Prompt
Look through the material and copy each line holding "اورا".

Records to use
____

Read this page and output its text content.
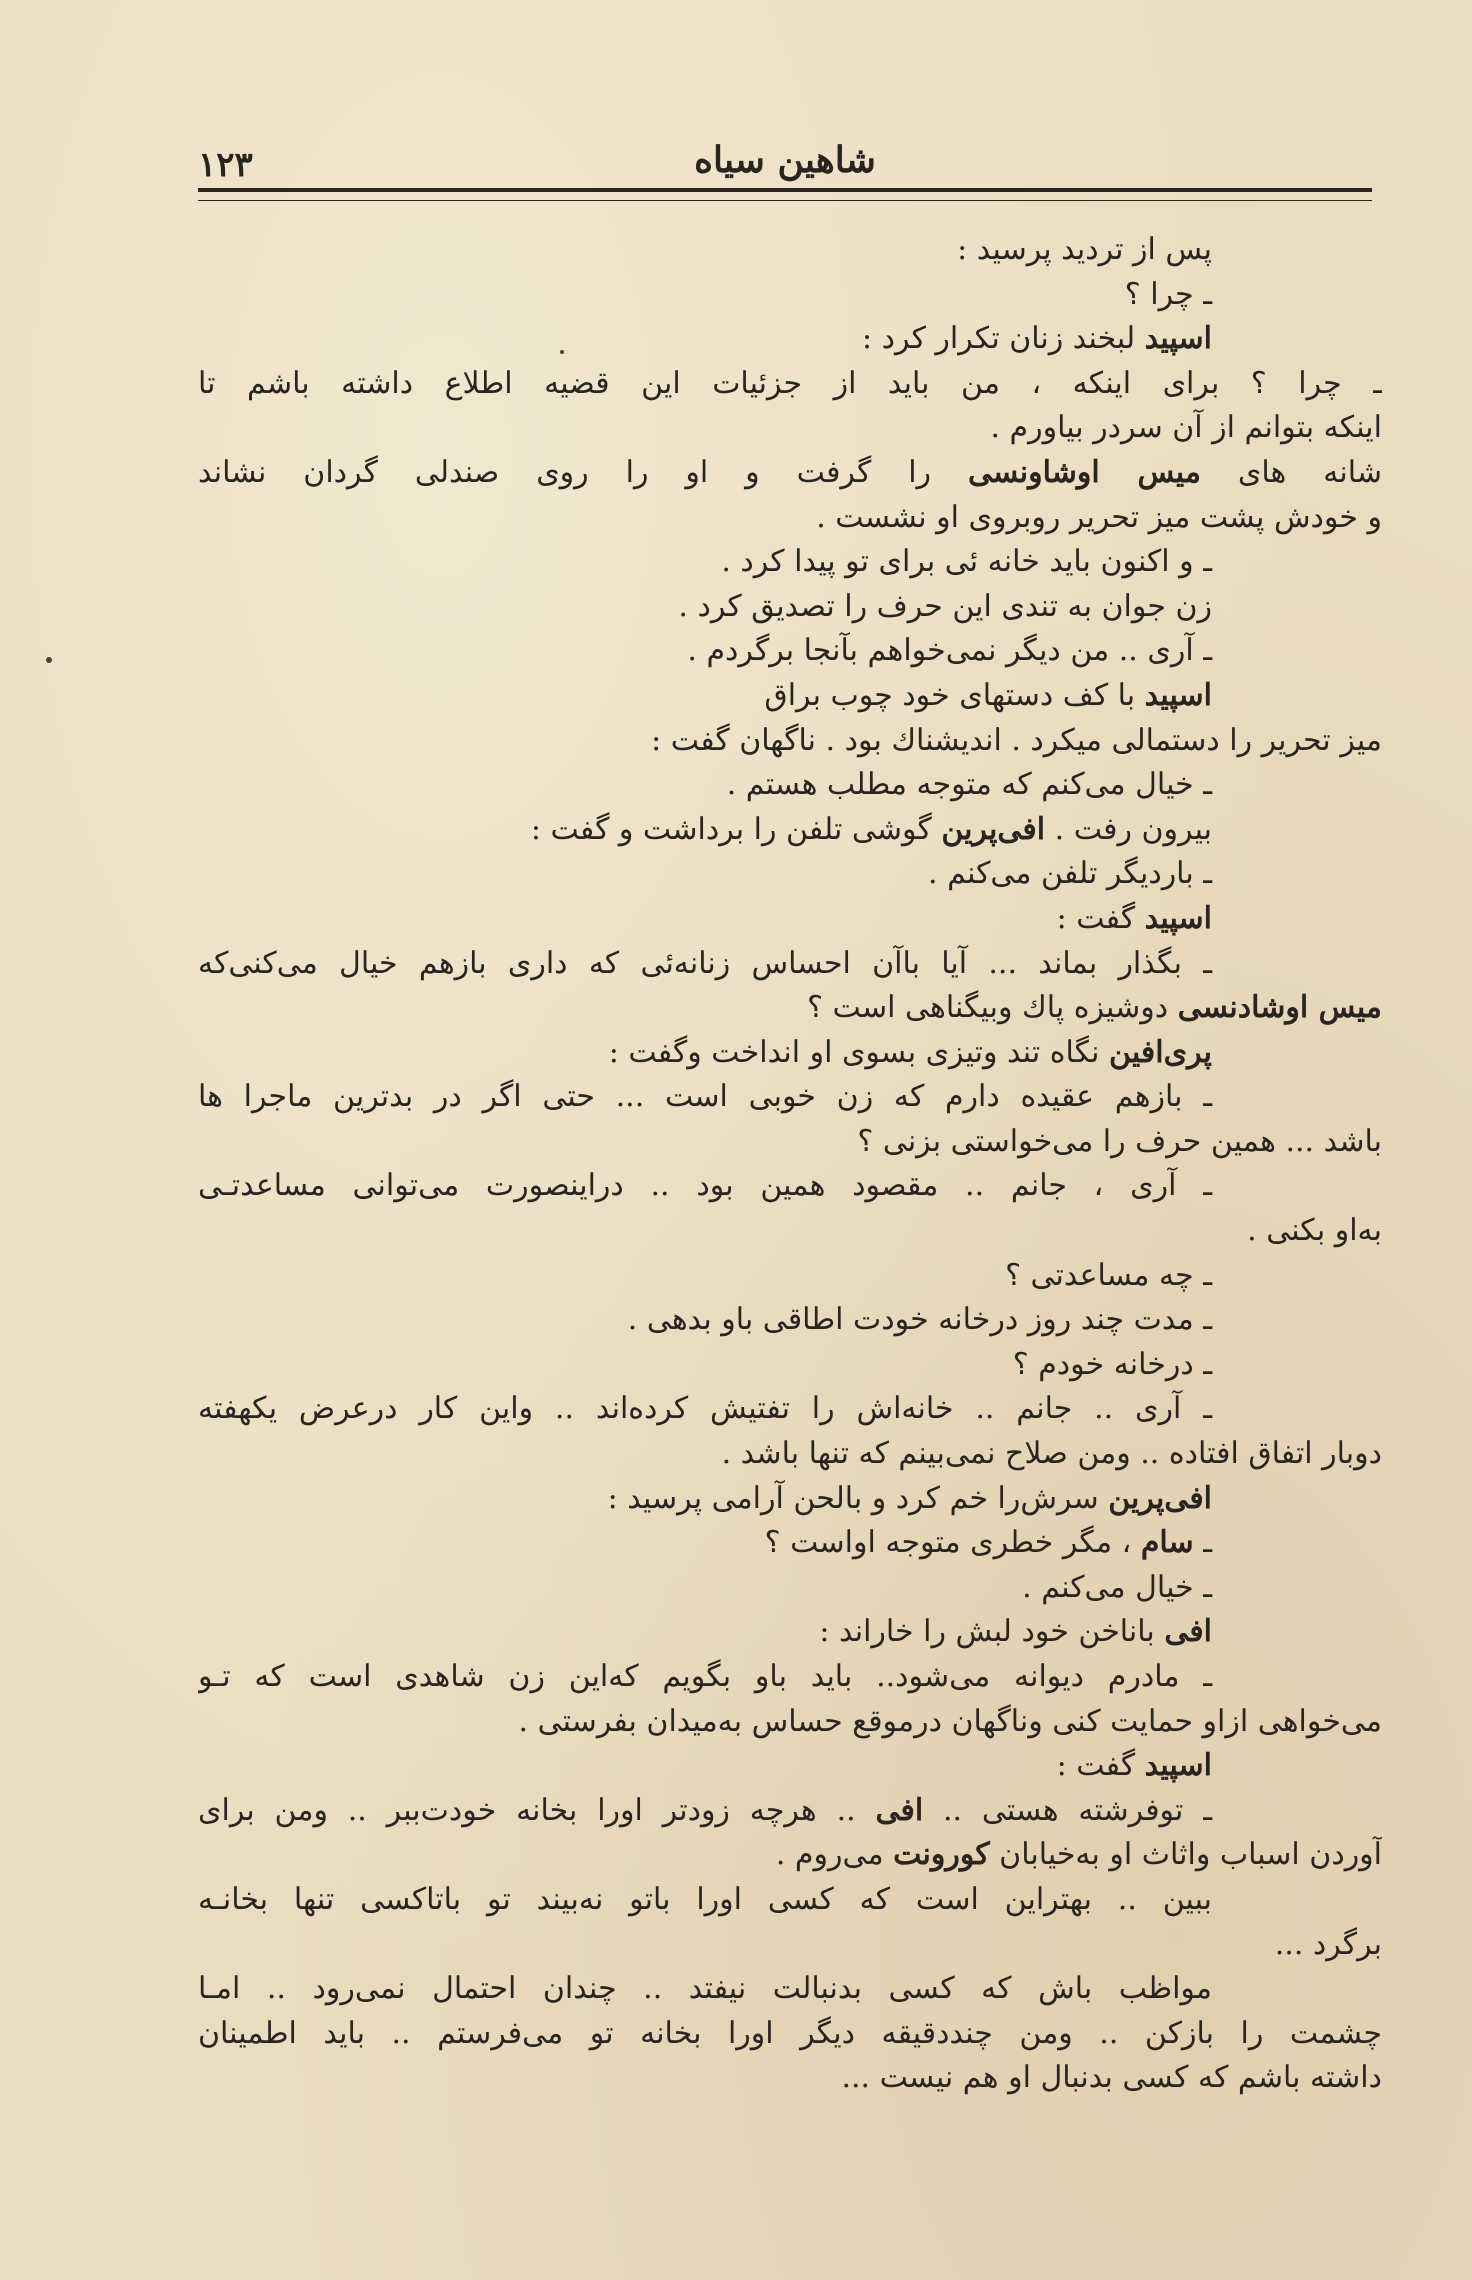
١٢٣	شاهین سیاه
پس از تردید پرسید :
ـ چرا ؟
اسپید لبخند زنان تکرار کرد :
ـ چرا ؟ برای اینکه ، من باید از جزئیات این قضیه اطلاع داشته باشم تا
اینکه بتوانم از آن سردر بیاورم .
شانه های میس اوشاونسی را گرفت و او را روی صندلی گردان نشاند
و خودش پشت میز تحریر روبروی او نشست .
ـ و اکنون باید خانه ئی برای تو پیدا کرد .
زن جوان به تندی این حرف را تصدیق کرد .
ـ آری .. من دیگر نمی‌خواهم بآنجا برگردم .
اسپید با کف دستهای خود چوب براق
میز تحریر را دستمالی میکرد . اندیشناك بود . ناگهان گفت :
ـ خیال می‌کنم که متوجه مطلب هستم .
بیرون رفت . افی‌پرین گوشی تلفن را برداشت و گفت :
ـ باردیگر تلفن می‌کنم .
اسپید گفت :
ـ بگذار بماند ... آیا باآن احساس زنانه‌ئی که داری بازهم خیال می‌کنی‌که
میس اوشادنسی دوشیزه پاك وبیگناهی است ؟
پری‌افین نگاه تند وتیزی بسوی او انداخت وگفت :
ـ بازهم عقیده دارم که زن خوبی است ... حتی اگر در بدترین ماجرا ها
باشد ... همین حرف را می‌خواستی بزنی ؟
ـ آری ، جانم .. مقصود همین بود .. دراینصورت می‌توانی مساعدتـی
به‌او بکنی .
ـ چه مساعدتی ؟
ـ مدت چند روز درخانه خودت اطاقی باو بدهی .
ـ درخانه خودم ؟
ـ آری .. جانم .. خانه‌اش را تفتیش کرده‌اند .. واین کار درعرض یکهفته
دوبار اتفاق افتاده .. ومن صلاح نمی‌بینم که تنها باشد .
افی‌پرین سرش‌را خم کرد و بالحن آرامی پرسید :
ـ سام ، مگر خطری متوجه اواست ؟
ـ خیال می‌کنم .
افی باناخن خود لبش را خاراند :
ـ مادرم دیوانه می‌شود.. باید باو بگویم که‌این زن شاهدی است که تـو
می‌خواهی ازاو حمایت کنی وناگهان درموقع حساس به‌میدان بفرستی .
اسپید گفت :
ـ توفرشته هستی .. افی .. هرچه زودتر اورا بخانه خودت‌ببر .. ومن برای
آوردن اسباب واثاث او به‌خیابان کورونت می‌روم .
ببین .. بهتراین است که کسی اورا باتو نه‌بیند تو باتاکسی تنها بخانـه
برگرد ...
مواظب باش که کسی بدنبالت نیفتد .. چندان احتمال نمی‌رود .. امـا
چشمت را بازکن .. ومن چنددقیقه دیگر اورا بخانه تو می‌فرستم .. باید اطمینان
داشته باشم که کسی بدنبال او هم نیست ...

____

Exercise solution
ـ توفرشته هستی .. افی .. هرچه زودتر اورا بخانه خودت‌ببر .. ومن برای
ببین .. بهتراین است که کسی اورا باتو نه‌بیند تو باتاکسی تنها بخانـه
چشمت را بازکن .. ومن چنددقیقه دیگر اورا بخانه تو می‌فرستم .. باید اطمینان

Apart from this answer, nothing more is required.